— start of Provided records —

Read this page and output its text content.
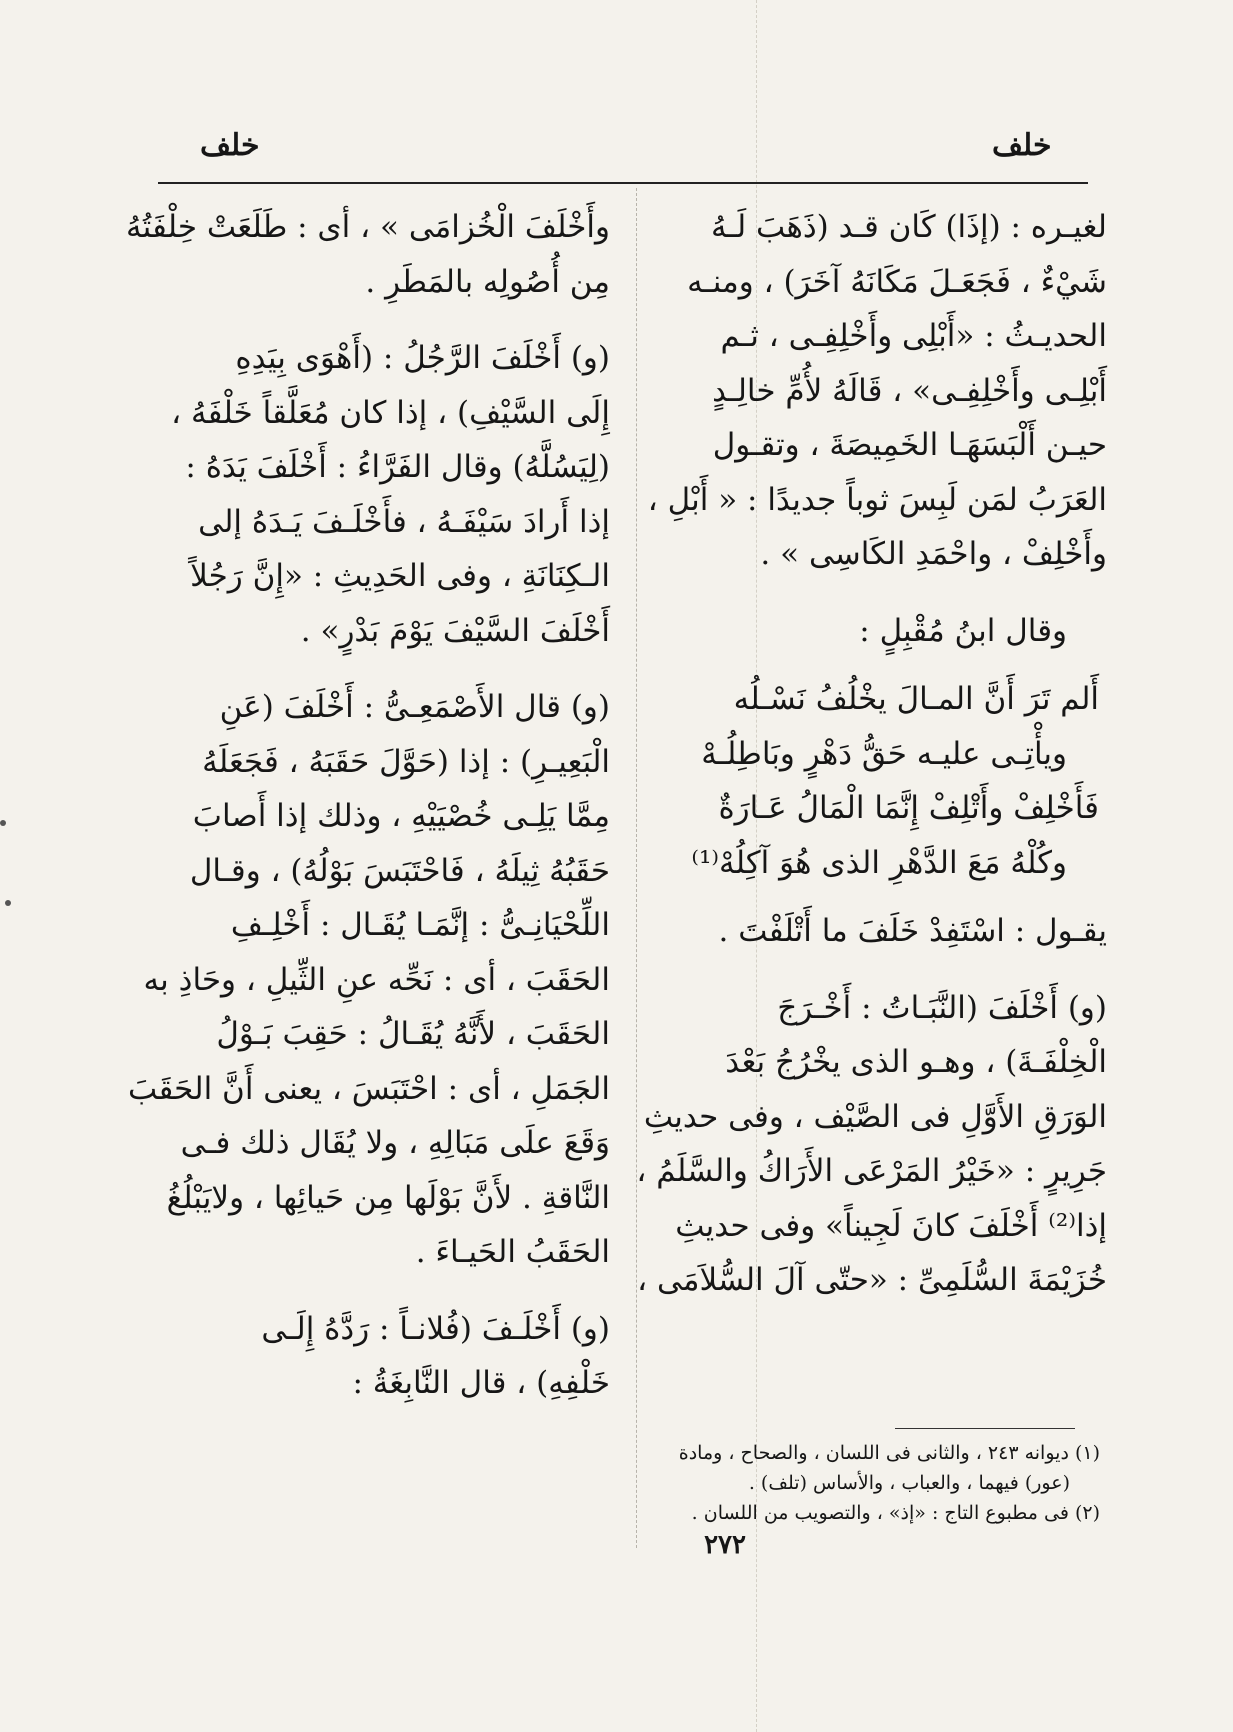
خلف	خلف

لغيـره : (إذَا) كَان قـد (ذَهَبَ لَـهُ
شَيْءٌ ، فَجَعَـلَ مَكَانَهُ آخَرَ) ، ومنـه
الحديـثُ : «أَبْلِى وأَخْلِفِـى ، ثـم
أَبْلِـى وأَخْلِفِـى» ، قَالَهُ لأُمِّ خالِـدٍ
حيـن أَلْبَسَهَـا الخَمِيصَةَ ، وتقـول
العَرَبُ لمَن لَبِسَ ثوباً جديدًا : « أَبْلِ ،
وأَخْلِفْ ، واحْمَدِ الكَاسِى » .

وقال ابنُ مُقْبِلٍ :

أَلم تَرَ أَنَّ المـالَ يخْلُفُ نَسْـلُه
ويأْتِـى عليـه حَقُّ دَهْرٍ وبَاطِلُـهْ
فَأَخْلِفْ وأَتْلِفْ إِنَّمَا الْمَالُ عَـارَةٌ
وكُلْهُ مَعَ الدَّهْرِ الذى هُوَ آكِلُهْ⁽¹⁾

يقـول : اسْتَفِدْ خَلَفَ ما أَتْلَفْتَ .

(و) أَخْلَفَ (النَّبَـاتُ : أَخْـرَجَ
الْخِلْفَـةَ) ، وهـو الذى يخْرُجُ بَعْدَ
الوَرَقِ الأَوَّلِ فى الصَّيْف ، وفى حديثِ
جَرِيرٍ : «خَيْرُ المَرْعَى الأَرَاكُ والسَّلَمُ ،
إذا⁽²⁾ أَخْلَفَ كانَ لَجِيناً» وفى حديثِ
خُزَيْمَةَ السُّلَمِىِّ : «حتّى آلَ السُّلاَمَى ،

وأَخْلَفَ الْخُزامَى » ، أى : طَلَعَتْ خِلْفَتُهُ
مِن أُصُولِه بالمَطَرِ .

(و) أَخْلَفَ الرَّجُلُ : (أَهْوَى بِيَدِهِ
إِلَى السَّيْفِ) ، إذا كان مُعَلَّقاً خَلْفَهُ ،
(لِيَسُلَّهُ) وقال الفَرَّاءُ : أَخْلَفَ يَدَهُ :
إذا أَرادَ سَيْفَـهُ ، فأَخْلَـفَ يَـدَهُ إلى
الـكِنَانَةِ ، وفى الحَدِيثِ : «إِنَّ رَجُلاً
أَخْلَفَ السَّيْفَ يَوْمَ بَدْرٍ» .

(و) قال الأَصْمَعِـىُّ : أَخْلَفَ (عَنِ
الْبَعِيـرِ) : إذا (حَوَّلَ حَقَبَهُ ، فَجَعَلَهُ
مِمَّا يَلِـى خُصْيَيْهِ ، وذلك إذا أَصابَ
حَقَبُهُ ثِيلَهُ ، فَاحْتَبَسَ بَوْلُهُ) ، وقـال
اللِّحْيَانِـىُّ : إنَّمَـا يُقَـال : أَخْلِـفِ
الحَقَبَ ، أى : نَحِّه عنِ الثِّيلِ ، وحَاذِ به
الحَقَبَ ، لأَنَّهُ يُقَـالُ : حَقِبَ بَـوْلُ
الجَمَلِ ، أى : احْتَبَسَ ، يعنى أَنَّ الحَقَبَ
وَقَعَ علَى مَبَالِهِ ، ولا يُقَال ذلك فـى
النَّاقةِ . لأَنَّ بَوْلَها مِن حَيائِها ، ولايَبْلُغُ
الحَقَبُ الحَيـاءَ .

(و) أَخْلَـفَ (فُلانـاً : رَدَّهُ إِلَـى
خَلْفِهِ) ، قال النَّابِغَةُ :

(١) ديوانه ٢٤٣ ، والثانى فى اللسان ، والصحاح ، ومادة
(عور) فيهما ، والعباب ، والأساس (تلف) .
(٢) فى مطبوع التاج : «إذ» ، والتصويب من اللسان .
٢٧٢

— end of Provided records —
— start of Provided records —

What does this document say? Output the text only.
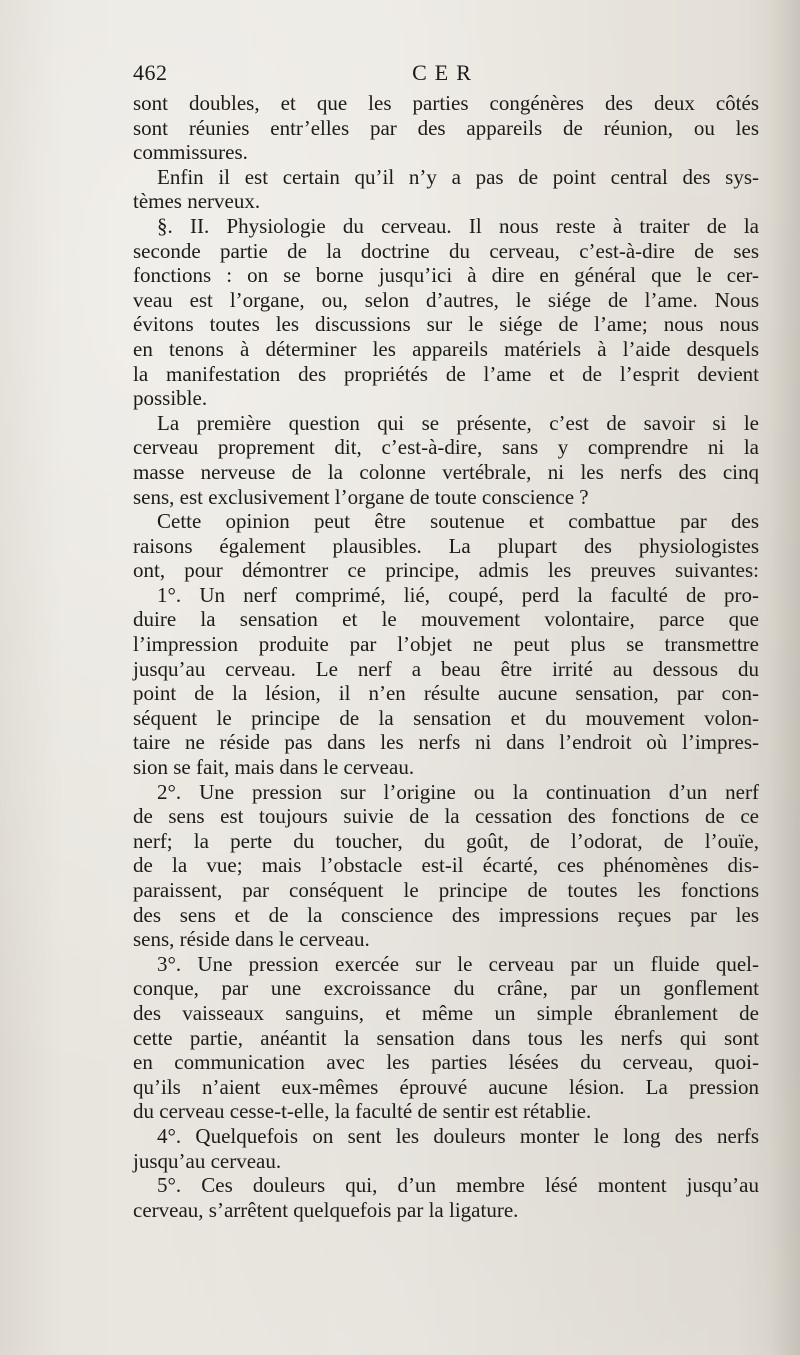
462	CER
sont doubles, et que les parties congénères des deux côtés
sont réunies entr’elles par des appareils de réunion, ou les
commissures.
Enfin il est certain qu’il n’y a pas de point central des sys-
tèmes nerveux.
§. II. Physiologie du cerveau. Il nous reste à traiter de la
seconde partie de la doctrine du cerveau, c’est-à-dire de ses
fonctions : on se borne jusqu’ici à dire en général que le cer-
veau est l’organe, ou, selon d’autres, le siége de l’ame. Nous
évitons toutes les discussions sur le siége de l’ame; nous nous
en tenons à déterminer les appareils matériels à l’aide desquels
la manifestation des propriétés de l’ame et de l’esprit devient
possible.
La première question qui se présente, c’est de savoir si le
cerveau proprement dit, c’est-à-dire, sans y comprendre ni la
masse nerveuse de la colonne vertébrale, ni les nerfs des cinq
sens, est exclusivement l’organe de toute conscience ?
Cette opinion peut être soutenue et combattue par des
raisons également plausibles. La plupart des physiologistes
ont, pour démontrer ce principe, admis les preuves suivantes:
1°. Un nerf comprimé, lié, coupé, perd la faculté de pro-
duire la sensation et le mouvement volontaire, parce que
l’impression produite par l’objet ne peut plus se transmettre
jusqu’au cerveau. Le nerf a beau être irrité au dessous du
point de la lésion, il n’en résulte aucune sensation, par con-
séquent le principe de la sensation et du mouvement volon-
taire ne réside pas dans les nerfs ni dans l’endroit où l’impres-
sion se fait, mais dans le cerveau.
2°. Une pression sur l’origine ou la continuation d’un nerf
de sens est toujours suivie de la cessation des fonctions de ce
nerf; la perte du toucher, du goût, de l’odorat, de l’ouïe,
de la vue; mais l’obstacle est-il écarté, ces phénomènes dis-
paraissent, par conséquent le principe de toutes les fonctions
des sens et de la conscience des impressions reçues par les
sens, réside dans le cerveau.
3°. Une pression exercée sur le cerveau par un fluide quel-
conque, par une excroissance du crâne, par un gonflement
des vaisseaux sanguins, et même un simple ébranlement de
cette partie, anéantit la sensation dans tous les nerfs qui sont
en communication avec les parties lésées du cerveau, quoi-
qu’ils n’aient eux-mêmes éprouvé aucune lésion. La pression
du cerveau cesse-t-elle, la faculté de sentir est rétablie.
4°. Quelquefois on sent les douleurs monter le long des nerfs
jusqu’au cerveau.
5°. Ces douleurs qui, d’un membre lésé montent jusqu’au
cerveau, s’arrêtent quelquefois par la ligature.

— end of Provided records —

## [Set exercise]
Give only the count of lines in which the string "حديث" appears.

## [Written answer]
2